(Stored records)
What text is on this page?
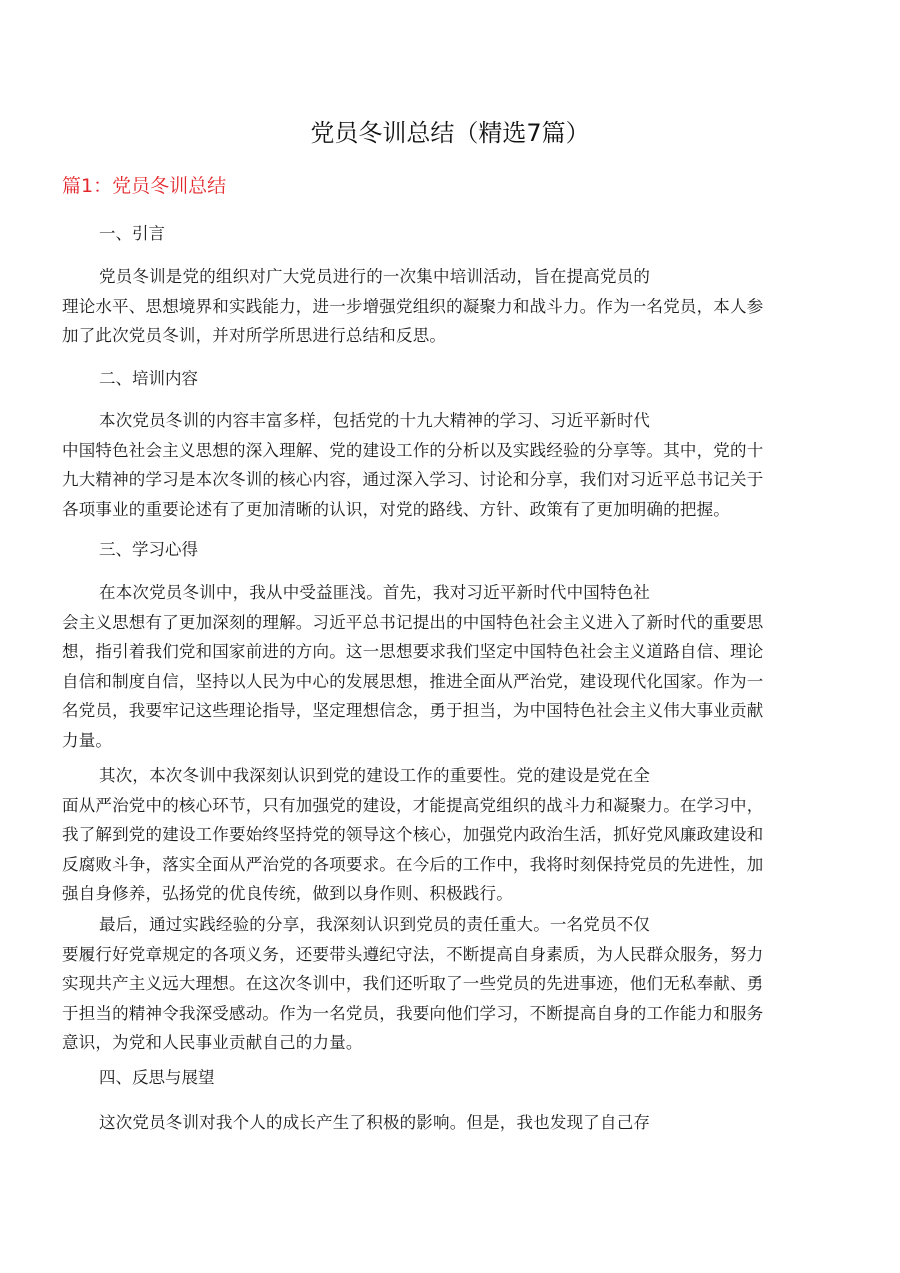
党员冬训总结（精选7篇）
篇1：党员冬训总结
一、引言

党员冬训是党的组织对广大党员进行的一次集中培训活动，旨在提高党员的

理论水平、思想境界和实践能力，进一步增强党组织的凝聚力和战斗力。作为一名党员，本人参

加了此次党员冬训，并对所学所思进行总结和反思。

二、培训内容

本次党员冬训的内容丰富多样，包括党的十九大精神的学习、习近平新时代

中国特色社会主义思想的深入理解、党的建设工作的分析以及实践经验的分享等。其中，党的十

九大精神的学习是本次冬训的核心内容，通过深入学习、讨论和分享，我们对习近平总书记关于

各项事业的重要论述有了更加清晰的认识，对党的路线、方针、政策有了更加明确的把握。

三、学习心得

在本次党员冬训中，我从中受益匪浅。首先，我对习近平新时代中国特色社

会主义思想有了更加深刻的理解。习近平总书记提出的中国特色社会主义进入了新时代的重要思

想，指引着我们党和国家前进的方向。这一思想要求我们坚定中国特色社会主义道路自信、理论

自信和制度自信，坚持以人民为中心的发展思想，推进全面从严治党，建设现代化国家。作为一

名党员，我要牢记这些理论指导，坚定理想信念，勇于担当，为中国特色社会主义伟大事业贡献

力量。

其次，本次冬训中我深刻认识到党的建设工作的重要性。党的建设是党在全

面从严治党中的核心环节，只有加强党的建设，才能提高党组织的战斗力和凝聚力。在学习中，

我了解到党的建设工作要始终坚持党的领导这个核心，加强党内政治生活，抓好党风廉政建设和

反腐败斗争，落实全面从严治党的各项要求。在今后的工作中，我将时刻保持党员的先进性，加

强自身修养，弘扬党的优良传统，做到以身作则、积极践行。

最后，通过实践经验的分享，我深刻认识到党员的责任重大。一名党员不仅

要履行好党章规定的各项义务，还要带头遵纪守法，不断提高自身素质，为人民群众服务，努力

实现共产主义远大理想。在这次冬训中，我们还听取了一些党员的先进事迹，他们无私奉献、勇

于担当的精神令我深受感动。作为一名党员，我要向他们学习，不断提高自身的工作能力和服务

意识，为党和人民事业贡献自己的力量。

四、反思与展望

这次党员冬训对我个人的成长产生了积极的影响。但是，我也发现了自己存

---

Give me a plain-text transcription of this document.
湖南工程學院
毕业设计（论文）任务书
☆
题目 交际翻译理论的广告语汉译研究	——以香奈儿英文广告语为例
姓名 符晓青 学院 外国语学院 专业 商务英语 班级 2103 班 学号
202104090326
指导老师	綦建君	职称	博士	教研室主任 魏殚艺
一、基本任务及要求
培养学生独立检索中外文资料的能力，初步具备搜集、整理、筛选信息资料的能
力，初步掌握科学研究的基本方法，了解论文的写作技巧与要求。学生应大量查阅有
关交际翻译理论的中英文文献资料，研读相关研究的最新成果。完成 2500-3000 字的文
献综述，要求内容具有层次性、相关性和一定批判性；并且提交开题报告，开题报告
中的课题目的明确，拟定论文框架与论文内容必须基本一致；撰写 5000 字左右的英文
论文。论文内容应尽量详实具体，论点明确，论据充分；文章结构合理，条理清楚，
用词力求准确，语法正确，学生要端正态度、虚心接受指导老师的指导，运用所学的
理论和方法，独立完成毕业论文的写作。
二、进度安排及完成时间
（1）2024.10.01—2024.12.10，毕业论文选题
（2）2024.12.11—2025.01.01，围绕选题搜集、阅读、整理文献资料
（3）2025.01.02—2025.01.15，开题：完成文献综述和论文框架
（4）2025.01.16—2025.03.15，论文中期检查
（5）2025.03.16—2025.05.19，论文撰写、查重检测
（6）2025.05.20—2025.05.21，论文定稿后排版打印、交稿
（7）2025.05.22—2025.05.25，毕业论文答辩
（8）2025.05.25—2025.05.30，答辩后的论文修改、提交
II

- [GIVEN INSTRUCTION]:
Pull out every line in the material above where "this" occurs.

- [OUTPUT OF THE EXERCISE]:
What text is on this page?
Give me a plain-text transcription of this document.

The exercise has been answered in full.